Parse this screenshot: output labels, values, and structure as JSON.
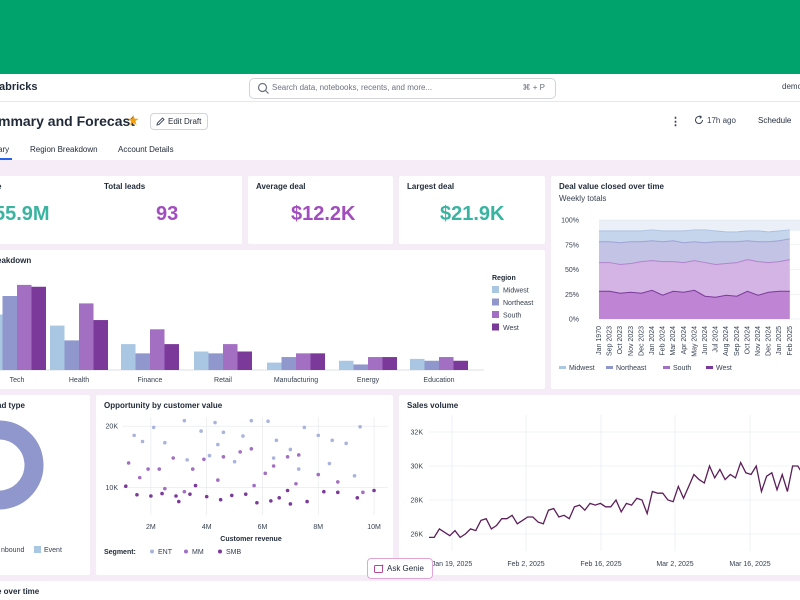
{
  "app": {
    "brand": "abricks",
    "search_placeholder": "Search data, notebooks, recents, and more...",
    "search_shortcut": "⌘ + P",
    "user": "demo"
  },
  "dashboard": {
    "title": "mmary and Forecast",
    "edit_label": "Edit Draft",
    "refresh_label": "17h ago",
    "schedule_label": "Schedule",
    "tabs": [
      "ary",
      "Region Breakdown",
      "Account Details"
    ]
  },
  "kpis": [
    {
      "title": "e",
      "value": "55.9M",
      "color": "#3ab4a1"
    },
    {
      "title": "Total leads",
      "value": "93",
      "color": "#a24dbf"
    },
    {
      "title": "Average deal",
      "value": "$12.2K",
      "color": "#a24dbf"
    },
    {
      "title": "Largest deal",
      "value": "$21.9K",
      "color": "#3ab4a1"
    }
  ],
  "colors": {
    "midwest": "#a9c7e2",
    "northeast": "#8f97cc",
    "south": "#a26fc2",
    "west": "#7b3a9a",
    "accent": "#00a36c",
    "line": "#5c1f5a"
  },
  "region_chart": {
    "title": "eakdown",
    "legend_title": "Region",
    "chart_data": {
      "type": "bar",
      "categories": [
        "Tech",
        "Health",
        "Finance",
        "Retail",
        "Manufacturing",
        "Energy",
        "Education"
      ],
      "series": [
        {
          "name": "Midwest",
          "values": [
            3.0,
            2.4,
            1.4,
            1.0,
            0.4,
            0.5,
            0.6
          ]
        },
        {
          "name": "Northeast",
          "values": [
            4.0,
            1.6,
            0.9,
            0.9,
            0.7,
            0.3,
            0.5
          ]
        },
        {
          "name": "South",
          "values": [
            4.6,
            3.6,
            2.2,
            1.4,
            0.9,
            0.7,
            0.7
          ]
        },
        {
          "name": "West",
          "values": [
            4.5,
            2.7,
            1.4,
            1.0,
            0.9,
            0.7,
            0.5
          ]
        }
      ]
    }
  },
  "area_chart": {
    "title": "Deal value closed over time",
    "subtitle": "Weekly totals",
    "chart_data": {
      "type": "area",
      "stacking": "percent",
      "y_ticks": [
        "100%",
        "75%",
        "50%",
        "25%",
        "0%"
      ],
      "x": [
        "Jan 1970",
        "Sep 2023",
        "Oct 2023",
        "Nov 2023",
        "Dec 2023",
        "Jan 2024",
        "Feb 2024",
        "Mar 2024",
        "Apr 2024",
        "May 2024",
        "Jun 2024",
        "Jul 2024",
        "Aug 2024",
        "Sep 2024",
        "Oct 2024",
        "Nov 2024",
        "Dec 2024",
        "Jan 2025",
        "Feb 2025"
      ],
      "series": [
        {
          "name": "Midwest",
          "boundaries": [
            89,
            89,
            89,
            89,
            89,
            90,
            89,
            89,
            89,
            90,
            90,
            89,
            88,
            88,
            89,
            89,
            88,
            89,
            90
          ]
        },
        {
          "name": "Northeast",
          "boundaries": [
            78,
            78,
            77,
            78,
            78,
            79,
            78,
            79,
            77,
            78,
            77,
            78,
            78,
            78,
            79,
            78,
            78,
            79,
            81
          ]
        },
        {
          "name": "South",
          "boundaries": [
            57,
            57,
            55,
            56,
            58,
            59,
            58,
            58,
            57,
            59,
            57,
            55,
            56,
            57,
            60,
            58,
            57,
            58,
            60
          ]
        },
        {
          "name": "West",
          "boundaries": [
            28,
            28,
            26,
            27,
            26,
            29,
            24,
            28,
            27,
            29,
            23,
            22,
            24,
            23,
            28,
            24,
            27,
            28,
            28
          ]
        }
      ]
    }
  },
  "donut_chart": {
    "title": "ad type",
    "chart_data": {
      "type": "pie",
      "labels": [
        "Inbound",
        "Event"
      ],
      "values": [
        70,
        30
      ],
      "legend_visible": [
        "nbound",
        "Event"
      ]
    }
  },
  "scatter_chart": {
    "title": "Opportunity by customer value",
    "xlabel": "Customer revenue",
    "segment_label": "Segment:",
    "chart_data": {
      "type": "scatter",
      "x_ticks": [
        "2M",
        "4M",
        "6M",
        "8M",
        "10M"
      ],
      "y_ticks": [
        "20K",
        "10K"
      ],
      "xlim": [
        1.0,
        10.5
      ],
      "ylim": [
        5.5,
        21.5
      ],
      "series": [
        {
          "name": "ENT",
          "points": [
            [
              1.4,
              18.5
            ],
            [
              1.7,
              17.5
            ],
            [
              2.1,
              19.8
            ],
            [
              2.5,
              17.3
            ],
            [
              3.2,
              20.9
            ],
            [
              3.8,
              19.2
            ],
            [
              4.3,
              20.6
            ],
            [
              4.4,
              17.0
            ],
            [
              4.6,
              19.0
            ],
            [
              5.3,
              18.4
            ],
            [
              5.6,
              20.9
            ],
            [
              6.2,
              20.8
            ],
            [
              6.5,
              17.7
            ],
            [
              7.0,
              16.2
            ],
            [
              7.5,
              19.8
            ],
            [
              8.0,
              18.5
            ],
            [
              8.5,
              17.7
            ],
            [
              9.0,
              17.2
            ],
            [
              9.5,
              19.9
            ],
            [
              3.3,
              14.5
            ],
            [
              5.0,
              14.2
            ],
            [
              6.4,
              14.8
            ],
            [
              7.3,
              13.0
            ],
            [
              8.4,
              13.9
            ],
            [
              9.3,
              11.9
            ],
            [
              4.1,
              15.2
            ]
          ]
        },
        {
          "name": "MM",
          "points": [
            [
              1.2,
              14.0
            ],
            [
              1.6,
              11.6
            ],
            [
              1.9,
              13.0
            ],
            [
              2.3,
              13.0
            ],
            [
              2.8,
              14.8
            ],
            [
              3.5,
              13.0
            ],
            [
              3.9,
              14.6
            ],
            [
              4.6,
              15.0
            ],
            [
              5.2,
              15.8
            ],
            [
              5.6,
              16.3
            ],
            [
              6.1,
              12.3
            ],
            [
              6.4,
              13.5
            ],
            [
              6.9,
              15.0
            ],
            [
              7.3,
              15.3
            ],
            [
              8.0,
              12.1
            ],
            [
              8.7,
              10.9
            ],
            [
              9.6,
              9.2
            ],
            [
              2.5,
              9.8
            ],
            [
              3.2,
              9.3
            ],
            [
              4.4,
              11.2
            ],
            [
              5.7,
              10.3
            ],
            [
              7.2,
              10.6
            ]
          ]
        },
        {
          "name": "SMB",
          "points": [
            [
              1.1,
              10.2
            ],
            [
              1.5,
              8.8
            ],
            [
              2.0,
              8.6
            ],
            [
              2.4,
              9.0
            ],
            [
              2.9,
              8.6
            ],
            [
              3.4,
              8.9
            ],
            [
              3.6,
              10.3
            ],
            [
              4.0,
              8.5
            ],
            [
              4.5,
              8.0
            ],
            [
              4.9,
              8.7
            ],
            [
              5.4,
              8.9
            ],
            [
              5.8,
              7.5
            ],
            [
              6.3,
              7.8
            ],
            [
              6.6,
              8.3
            ],
            [
              6.9,
              9.5
            ],
            [
              7.6,
              7.7
            ],
            [
              8.2,
              9.3
            ],
            [
              8.7,
              9.2
            ],
            [
              9.4,
              8.3
            ],
            [
              10.0,
              9.5
            ],
            [
              7.0,
              7.3
            ],
            [
              3.0,
              7.7
            ]
          ]
        }
      ]
    }
  },
  "sales_chart": {
    "title": "Sales volume",
    "chart_data": {
      "type": "line",
      "y_ticks": [
        "32K",
        "30K",
        "28K",
        "26K"
      ],
      "ylim": [
        25000,
        33000
      ],
      "x_ticks": [
        "Jan 19, 2025",
        "Feb 2, 2025",
        "Feb 16, 2025",
        "Mar 2, 2025",
        "Mar 16, 2025"
      ],
      "x_start": "Jan 15, 2025",
      "x_end": "Mar 24, 2025",
      "values": [
        25800,
        25800,
        26300,
        26100,
        25900,
        26200,
        25800,
        26000,
        26300,
        26200,
        26800,
        26900,
        26300,
        26500,
        26900,
        26900,
        27100,
        26600,
        26800,
        27000,
        27000,
        26700,
        26600,
        27400,
        27500,
        27000,
        27100,
        26900,
        27600,
        27700,
        27400,
        27800,
        27700,
        27800,
        27600,
        27600,
        28000,
        27300,
        27800,
        27700,
        28100,
        28000,
        27200,
        28500,
        28400,
        28400,
        28000,
        27900,
        28800,
        28100,
        28800,
        29500,
        29200,
        29000,
        30000,
        29300,
        29800,
        29200,
        29500,
        29300,
        30200,
        29600,
        29500,
        30000,
        28500,
        29400,
        29600,
        28600,
        29500,
        28500,
        30000,
        30000,
        29500
      ]
    }
  },
  "bottom": {
    "title": "e over time"
  },
  "genie": {
    "label": "Ask Genie"
  }
}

____

• _Exercise_: From the listing above, copy every line that includes the word "labels".

• _Finished exercise_:
Parse this screenshot: output labels, values, and structure as JSON.
      "labels": [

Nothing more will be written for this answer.